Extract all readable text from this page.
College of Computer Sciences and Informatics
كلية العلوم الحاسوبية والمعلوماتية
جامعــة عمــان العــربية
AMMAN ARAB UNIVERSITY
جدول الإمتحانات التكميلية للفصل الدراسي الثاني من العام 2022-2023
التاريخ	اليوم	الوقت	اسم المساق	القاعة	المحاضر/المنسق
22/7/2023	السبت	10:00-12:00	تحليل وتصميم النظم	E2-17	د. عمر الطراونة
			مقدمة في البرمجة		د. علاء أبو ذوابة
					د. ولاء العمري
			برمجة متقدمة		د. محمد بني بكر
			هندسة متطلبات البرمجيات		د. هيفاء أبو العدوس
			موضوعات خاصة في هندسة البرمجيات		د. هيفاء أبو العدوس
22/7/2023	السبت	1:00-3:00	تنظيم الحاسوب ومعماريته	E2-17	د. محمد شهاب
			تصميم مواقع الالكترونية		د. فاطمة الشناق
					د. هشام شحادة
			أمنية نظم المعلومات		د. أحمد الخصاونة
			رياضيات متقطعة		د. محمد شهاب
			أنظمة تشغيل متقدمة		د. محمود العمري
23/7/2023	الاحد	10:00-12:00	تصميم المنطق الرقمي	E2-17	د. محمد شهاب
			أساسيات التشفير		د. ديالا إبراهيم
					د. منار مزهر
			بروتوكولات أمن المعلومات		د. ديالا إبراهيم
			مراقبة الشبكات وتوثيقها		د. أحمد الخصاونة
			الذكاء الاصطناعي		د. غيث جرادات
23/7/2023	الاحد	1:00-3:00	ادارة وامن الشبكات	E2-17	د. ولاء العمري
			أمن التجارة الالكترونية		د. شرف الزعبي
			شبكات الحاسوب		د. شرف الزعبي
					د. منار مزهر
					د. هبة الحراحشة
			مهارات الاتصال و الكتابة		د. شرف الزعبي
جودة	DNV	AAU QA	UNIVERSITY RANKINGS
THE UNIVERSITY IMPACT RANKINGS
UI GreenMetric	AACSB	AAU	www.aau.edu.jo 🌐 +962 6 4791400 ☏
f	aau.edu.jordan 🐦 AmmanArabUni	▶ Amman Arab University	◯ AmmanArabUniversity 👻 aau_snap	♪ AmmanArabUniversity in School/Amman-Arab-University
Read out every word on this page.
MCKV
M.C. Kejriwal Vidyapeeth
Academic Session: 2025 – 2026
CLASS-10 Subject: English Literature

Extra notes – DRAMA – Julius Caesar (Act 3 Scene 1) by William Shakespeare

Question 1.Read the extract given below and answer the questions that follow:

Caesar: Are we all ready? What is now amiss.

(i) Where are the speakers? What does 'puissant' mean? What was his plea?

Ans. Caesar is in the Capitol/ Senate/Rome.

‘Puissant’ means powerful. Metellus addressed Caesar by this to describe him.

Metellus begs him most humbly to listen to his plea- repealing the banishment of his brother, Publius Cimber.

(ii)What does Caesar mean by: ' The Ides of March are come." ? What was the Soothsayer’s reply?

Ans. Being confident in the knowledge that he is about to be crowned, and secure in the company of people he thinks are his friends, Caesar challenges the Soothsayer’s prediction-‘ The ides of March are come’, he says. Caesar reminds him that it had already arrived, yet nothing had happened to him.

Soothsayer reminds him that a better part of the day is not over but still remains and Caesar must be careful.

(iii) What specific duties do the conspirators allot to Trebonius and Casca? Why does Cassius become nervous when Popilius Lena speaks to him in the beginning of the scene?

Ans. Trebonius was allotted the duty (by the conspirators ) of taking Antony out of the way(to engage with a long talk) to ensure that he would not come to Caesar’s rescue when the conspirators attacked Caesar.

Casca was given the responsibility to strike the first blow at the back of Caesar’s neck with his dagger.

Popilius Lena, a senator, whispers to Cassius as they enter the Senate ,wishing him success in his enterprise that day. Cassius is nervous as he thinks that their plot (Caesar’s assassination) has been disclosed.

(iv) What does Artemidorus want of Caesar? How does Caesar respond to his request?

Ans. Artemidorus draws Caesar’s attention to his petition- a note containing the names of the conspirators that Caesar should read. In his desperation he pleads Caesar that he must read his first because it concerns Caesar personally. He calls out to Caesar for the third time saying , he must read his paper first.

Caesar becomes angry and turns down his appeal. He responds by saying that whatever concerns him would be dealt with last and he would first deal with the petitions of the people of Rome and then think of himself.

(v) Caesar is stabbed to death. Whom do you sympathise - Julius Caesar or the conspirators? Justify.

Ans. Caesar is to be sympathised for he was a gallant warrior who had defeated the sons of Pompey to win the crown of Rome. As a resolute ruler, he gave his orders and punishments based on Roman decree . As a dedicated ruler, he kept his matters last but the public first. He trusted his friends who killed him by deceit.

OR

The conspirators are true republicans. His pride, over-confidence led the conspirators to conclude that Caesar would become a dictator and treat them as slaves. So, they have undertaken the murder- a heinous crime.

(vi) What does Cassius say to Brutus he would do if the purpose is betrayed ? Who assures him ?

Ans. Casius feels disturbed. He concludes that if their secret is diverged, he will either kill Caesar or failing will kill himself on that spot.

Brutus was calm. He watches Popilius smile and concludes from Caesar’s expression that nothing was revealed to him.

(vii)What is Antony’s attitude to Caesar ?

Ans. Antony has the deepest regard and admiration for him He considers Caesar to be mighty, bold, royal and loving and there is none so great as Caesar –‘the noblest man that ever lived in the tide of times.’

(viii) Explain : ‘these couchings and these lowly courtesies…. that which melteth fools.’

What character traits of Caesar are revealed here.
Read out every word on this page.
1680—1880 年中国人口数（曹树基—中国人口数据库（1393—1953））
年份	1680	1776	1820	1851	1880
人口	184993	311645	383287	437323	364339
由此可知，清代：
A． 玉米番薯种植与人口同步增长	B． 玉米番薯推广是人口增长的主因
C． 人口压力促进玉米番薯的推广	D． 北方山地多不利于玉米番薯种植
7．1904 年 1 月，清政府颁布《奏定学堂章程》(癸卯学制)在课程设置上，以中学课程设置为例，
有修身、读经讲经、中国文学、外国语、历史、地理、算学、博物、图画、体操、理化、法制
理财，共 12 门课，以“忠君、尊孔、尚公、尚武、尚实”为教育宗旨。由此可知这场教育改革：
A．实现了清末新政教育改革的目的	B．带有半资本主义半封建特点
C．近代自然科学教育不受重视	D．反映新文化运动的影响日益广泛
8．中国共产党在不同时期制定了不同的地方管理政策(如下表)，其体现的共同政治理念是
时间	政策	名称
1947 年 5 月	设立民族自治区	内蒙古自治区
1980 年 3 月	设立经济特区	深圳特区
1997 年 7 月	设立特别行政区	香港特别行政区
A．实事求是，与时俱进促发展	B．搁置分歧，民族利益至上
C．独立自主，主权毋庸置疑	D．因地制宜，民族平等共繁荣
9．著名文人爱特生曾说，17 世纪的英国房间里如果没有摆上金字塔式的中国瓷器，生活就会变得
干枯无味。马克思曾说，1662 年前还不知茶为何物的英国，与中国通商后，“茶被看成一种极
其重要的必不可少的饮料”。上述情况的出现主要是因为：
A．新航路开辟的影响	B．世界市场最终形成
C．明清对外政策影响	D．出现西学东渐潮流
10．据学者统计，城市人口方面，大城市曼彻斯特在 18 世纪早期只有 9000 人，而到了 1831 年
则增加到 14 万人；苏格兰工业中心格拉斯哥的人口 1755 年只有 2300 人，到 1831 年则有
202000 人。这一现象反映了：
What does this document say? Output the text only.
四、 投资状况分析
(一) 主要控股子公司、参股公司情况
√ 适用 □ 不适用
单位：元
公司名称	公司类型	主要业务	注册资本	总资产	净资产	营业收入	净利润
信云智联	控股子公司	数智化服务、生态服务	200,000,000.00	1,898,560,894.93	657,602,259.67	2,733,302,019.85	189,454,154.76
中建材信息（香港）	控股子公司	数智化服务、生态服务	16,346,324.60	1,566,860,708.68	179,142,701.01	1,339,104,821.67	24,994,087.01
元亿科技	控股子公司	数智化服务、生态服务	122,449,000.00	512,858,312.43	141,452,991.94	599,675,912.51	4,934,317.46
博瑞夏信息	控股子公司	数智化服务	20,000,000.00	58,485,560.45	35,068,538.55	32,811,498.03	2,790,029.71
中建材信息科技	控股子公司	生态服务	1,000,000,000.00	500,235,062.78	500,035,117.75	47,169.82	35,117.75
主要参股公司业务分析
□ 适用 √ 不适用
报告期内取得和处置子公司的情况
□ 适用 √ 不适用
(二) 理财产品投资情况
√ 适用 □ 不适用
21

▶ **Instruction**
Repeat, with no changes, each line from the one with "What does this" to the end of the listing, including both ends and nothing else.

▶ **Result of this exercise**
What does this document say? Output the text only.
四、 投资状况分析
(一) 主要控股子公司、参股公司情况
√ 适用 □ 不适用
单位：元
公司名称	公司类型	主要业务	注册资本	总资产	净资产	营业收入	净利润
信云智联	控股子公司	数智化服务、生态服务	200,000,000.00	1,898,560,894.93	657,602,259.67	2,733,302,019.85	189,454,154.76
中建材信息（香港）	控股子公司	数智化服务、生态服务	16,346,324.60	1,566,860,708.68	179,142,701.01	1,339,104,821.67	24,994,087.01
元亿科技	控股子公司	数智化服务、生态服务	122,449,000.00	512,858,312.43	141,452,991.94	599,675,912.51	4,934,317.46
博瑞夏信息	控股子公司	数智化服务	20,000,000.00	58,485,560.45	35,068,538.55	32,811,498.03	2,790,029.71
中建材信息科技	控股子公司	生态服务	1,000,000,000.00	500,235,062.78	500,035,117.75	47,169.82	35,117.75
主要参股公司业务分析
□ 适用 √ 不适用
报告期内取得和处置子公司的情况
□ 适用 √ 不适用
(二) 理财产品投资情况
√ 适用 □ 不适用
21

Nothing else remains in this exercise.